Data records:

##############################

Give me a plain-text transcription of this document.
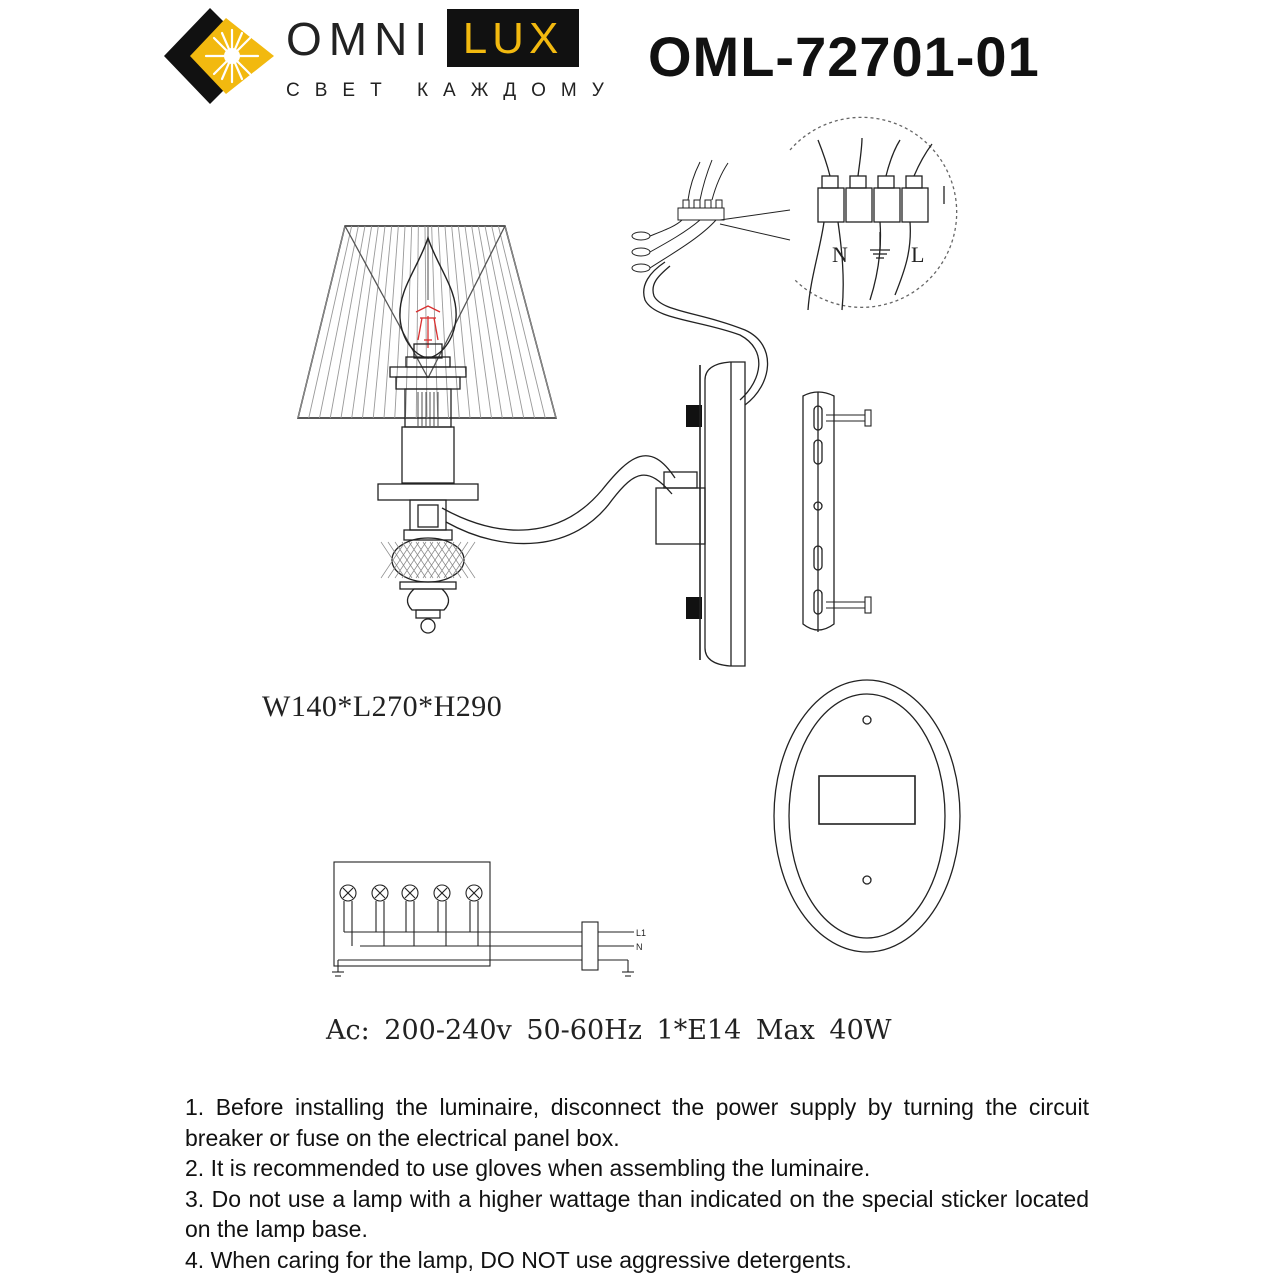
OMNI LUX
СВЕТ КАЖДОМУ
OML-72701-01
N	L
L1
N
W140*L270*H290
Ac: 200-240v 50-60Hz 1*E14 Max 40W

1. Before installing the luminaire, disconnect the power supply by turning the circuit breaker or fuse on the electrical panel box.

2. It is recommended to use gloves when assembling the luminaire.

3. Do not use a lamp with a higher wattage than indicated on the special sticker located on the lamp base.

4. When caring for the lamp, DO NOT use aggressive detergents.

##############################

Find every line that has "lamp" in it, then return those lines.

#### [RESPONSE TO THE EXERCISE]
3. Do not use a lamp with a higher wattage than indicated on the special sticker located on the lamp base.
4. When caring for the lamp, DO NOT use aggressive detergents.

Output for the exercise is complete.